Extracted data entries

※ ※ ※

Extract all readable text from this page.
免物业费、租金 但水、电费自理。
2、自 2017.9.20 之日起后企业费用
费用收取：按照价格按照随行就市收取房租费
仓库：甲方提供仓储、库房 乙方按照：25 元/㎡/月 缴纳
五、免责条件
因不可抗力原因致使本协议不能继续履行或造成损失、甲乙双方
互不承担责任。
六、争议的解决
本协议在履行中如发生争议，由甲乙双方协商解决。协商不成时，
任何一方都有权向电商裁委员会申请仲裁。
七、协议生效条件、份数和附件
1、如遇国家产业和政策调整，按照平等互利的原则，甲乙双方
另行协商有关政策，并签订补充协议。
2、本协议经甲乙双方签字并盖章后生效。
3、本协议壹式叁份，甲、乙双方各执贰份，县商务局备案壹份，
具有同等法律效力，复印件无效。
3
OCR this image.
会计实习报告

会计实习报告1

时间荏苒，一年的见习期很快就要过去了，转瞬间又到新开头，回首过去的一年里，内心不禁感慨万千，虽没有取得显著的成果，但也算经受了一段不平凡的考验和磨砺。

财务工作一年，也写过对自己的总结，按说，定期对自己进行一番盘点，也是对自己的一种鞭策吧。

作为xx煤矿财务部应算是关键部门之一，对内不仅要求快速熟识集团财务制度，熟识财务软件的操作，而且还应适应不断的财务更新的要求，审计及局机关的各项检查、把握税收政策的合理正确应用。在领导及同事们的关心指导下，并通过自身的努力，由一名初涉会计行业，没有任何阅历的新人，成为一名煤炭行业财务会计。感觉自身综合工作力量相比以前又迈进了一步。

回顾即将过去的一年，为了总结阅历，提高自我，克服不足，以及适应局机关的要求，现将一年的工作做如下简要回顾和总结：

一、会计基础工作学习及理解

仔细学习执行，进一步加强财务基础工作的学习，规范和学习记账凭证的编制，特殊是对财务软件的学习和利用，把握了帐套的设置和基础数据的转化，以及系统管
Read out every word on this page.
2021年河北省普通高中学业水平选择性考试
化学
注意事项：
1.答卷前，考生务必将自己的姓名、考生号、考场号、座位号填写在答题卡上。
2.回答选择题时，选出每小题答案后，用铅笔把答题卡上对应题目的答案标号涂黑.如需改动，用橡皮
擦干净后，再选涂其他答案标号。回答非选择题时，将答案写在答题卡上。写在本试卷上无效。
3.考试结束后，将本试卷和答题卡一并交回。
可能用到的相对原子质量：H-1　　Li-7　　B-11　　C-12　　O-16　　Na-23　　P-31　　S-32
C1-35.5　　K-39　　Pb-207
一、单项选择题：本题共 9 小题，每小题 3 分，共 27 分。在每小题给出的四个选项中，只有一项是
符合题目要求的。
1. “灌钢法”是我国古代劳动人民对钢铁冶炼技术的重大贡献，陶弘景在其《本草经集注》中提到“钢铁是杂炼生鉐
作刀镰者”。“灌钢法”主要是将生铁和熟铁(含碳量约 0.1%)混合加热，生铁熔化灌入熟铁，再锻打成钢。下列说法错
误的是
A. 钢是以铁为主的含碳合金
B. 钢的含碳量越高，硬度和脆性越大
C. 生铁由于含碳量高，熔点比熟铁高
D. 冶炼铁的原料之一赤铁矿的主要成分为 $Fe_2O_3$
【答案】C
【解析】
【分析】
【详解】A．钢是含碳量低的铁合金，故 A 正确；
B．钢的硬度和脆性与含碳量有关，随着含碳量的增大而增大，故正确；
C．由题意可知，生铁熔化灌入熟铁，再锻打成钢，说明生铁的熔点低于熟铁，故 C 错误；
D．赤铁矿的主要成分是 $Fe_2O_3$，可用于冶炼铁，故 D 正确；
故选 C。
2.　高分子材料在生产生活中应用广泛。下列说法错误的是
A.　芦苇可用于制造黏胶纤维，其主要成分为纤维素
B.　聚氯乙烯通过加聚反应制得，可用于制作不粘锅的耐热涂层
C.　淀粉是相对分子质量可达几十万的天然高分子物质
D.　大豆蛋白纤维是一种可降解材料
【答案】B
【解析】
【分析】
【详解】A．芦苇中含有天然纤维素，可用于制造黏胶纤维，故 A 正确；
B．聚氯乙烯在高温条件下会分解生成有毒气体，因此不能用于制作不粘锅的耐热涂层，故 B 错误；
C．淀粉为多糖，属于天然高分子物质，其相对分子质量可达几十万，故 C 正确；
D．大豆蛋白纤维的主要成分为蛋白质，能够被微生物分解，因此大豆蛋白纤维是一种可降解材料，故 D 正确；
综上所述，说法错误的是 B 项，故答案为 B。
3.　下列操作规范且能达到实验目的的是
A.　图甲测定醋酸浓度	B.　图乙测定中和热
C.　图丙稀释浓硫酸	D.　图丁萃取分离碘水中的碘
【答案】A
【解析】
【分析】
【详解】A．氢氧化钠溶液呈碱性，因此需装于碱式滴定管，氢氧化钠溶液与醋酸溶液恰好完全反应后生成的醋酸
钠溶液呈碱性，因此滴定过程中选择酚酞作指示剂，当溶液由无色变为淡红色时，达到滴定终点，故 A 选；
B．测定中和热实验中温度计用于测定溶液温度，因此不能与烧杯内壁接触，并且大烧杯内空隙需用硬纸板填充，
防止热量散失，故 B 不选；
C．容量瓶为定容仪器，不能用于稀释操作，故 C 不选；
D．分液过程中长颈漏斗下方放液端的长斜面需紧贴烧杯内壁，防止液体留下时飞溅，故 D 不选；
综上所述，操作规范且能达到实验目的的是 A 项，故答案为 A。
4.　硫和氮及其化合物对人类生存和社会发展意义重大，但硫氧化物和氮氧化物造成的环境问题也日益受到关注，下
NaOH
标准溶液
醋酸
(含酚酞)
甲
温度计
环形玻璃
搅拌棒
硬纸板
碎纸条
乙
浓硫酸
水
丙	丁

※ ※ ※

AIM —
Copy every line verbatim.

ANSWER IN FULL —
Extract all readable text from this page.
免物业费、租金 但水、电费自理。
2、自 2017.9.20 之日起后企业费用
费用收取：按照价格按照随行就市收取房租费
仓库：甲方提供仓储、库房 乙方按照：25 元/㎡/月 缴纳
五、免责条件
因不可抗力原因致使本协议不能继续履行或造成损失、甲乙双方
互不承担责任。
六、争议的解决
本协议在履行中如发生争议，由甲乙双方协商解决。协商不成时，
任何一方都有权向电商裁委员会申请仲裁。
七、协议生效条件、份数和附件
1、如遇国家产业和政策调整，按照平等互利的原则，甲乙双方
另行协商有关政策，并签订补充协议。
2、本协议经甲乙双方签字并盖章后生效。
3、本协议壹式叁份，甲、乙双方各执贰份，县商务局备案壹份，
具有同等法律效力，复印件无效。
3
OCR this image.
会计实习报告

会计实习报告1

时间荏苒，一年的见习期很快就要过去了，转瞬间又到新开头，回首过去的一年里，内心不禁感慨万千，虽没有取得显著的成果，但也算经受了一段不平凡的考验和磨砺。

财务工作一年，也写过对自己的总结，按说，定期对自己进行一番盘点，也是对自己的一种鞭策吧。

作为xx煤矿财务部应算是关键部门之一，对内不仅要求快速熟识集团财务制度，熟识财务软件的操作，而且还应适应不断的财务更新的要求，审计及局机关的各项检查、把握税收政策的合理正确应用。在领导及同事们的关心指导下，并通过自身的努力，由一名初涉会计行业，没有任何阅历的新人，成为一名煤炭行业财务会计。感觉自身综合工作力量相比以前又迈进了一步。

回顾即将过去的一年，为了总结阅历，提高自我，克服不足，以及适应局机关的要求，现将一年的工作做如下简要回顾和总结：

一、会计基础工作学习及理解

仔细学习执行，进一步加强财务基础工作的学习，规范和学习记账凭证的编制，特殊是对财务软件的学习和利用，把握了帐套的设置和基础数据的转化，以及系统管
Read out every word on this page.
2021年河北省普通高中学业水平选择性考试
化学
注意事项：
1.答卷前，考生务必将自己的姓名、考生号、考场号、座位号填写在答题卡上。
2.回答选择题时，选出每小题答案后，用铅笔把答题卡上对应题目的答案标号涂黑.如需改动，用橡皮
擦干净后，再选涂其他答案标号。回答非选择题时，将答案写在答题卡上。写在本试卷上无效。
3.考试结束后，将本试卷和答题卡一并交回。
可能用到的相对原子质量：H-1　　Li-7　　B-11　　C-12　　O-16　　Na-23　　P-31　　S-32
C1-35.5　　K-39　　Pb-207
一、单项选择题：本题共 9 小题，每小题 3 分，共 27 分。在每小题给出的四个选项中，只有一项是
符合题目要求的。
1. “灌钢法”是我国古代劳动人民对钢铁冶炼技术的重大贡献，陶弘景在其《本草经集注》中提到“钢铁是杂炼生鉐
作刀镰者”。“灌钢法”主要是将生铁和熟铁(含碳量约 0.1%)混合加热，生铁熔化灌入熟铁，再锻打成钢。下列说法错
误的是
A. 钢是以铁为主的含碳合金
B. 钢的含碳量越高，硬度和脆性越大
C. 生铁由于含碳量高，熔点比熟铁高
D. 冶炼铁的原料之一赤铁矿的主要成分为 $Fe_2O_3$
【答案】C
【解析】
【分析】
【详解】A．钢是含碳量低的铁合金，故 A 正确；
B．钢的硬度和脆性与含碳量有关，随着含碳量的增大而增大，故正确；
C．由题意可知，生铁熔化灌入熟铁，再锻打成钢，说明生铁的熔点低于熟铁，故 C 错误；
D．赤铁矿的主要成分是 $Fe_2O_3$，可用于冶炼铁，故 D 正确；
故选 C。
2.　高分子材料在生产生活中应用广泛。下列说法错误的是
A.　芦苇可用于制造黏胶纤维，其主要成分为纤维素
B.　聚氯乙烯通过加聚反应制得，可用于制作不粘锅的耐热涂层
C.　淀粉是相对分子质量可达几十万的天然高分子物质
D.　大豆蛋白纤维是一种可降解材料
【答案】B
【解析】
【分析】
【详解】A．芦苇中含有天然纤维素，可用于制造黏胶纤维，故 A 正确；
B．聚氯乙烯在高温条件下会分解生成有毒气体，因此不能用于制作不粘锅的耐热涂层，故 B 错误；
C．淀粉为多糖，属于天然高分子物质，其相对分子质量可达几十万，故 C 正确；
D．大豆蛋白纤维的主要成分为蛋白质，能够被微生物分解，因此大豆蛋白纤维是一种可降解材料，故 D 正确；
综上所述，说法错误的是 B 项，故答案为 B。
3.　下列操作规范且能达到实验目的的是
A.　图甲测定醋酸浓度	B.　图乙测定中和热
C.　图丙稀释浓硫酸	D.　图丁萃取分离碘水中的碘
【答案】A
【解析】
【分析】
【详解】A．氢氧化钠溶液呈碱性，因此需装于碱式滴定管，氢氧化钠溶液与醋酸溶液恰好完全反应后生成的醋酸
钠溶液呈碱性，因此滴定过程中选择酚酞作指示剂，当溶液由无色变为淡红色时，达到滴定终点，故 A 选；
B．测定中和热实验中温度计用于测定溶液温度，因此不能与烧杯内壁接触，并且大烧杯内空隙需用硬纸板填充，
防止热量散失，故 B 不选；
C．容量瓶为定容仪器，不能用于稀释操作，故 C 不选；
D．分液过程中长颈漏斗下方放液端的长斜面需紧贴烧杯内壁，防止液体留下时飞溅，故 D 不选；
综上所述，操作规范且能达到实验目的的是 A 项，故答案为 A。
4.　硫和氮及其化合物对人类生存和社会发展意义重大，但硫氧化物和氮氧化物造成的环境问题也日益受到关注，下
NaOH
标准溶液
醋酸
(含酚酞)
甲
温度计
环形玻璃
搅拌棒
硬纸板
碎纸条
乙
浓硫酸
水
丙	丁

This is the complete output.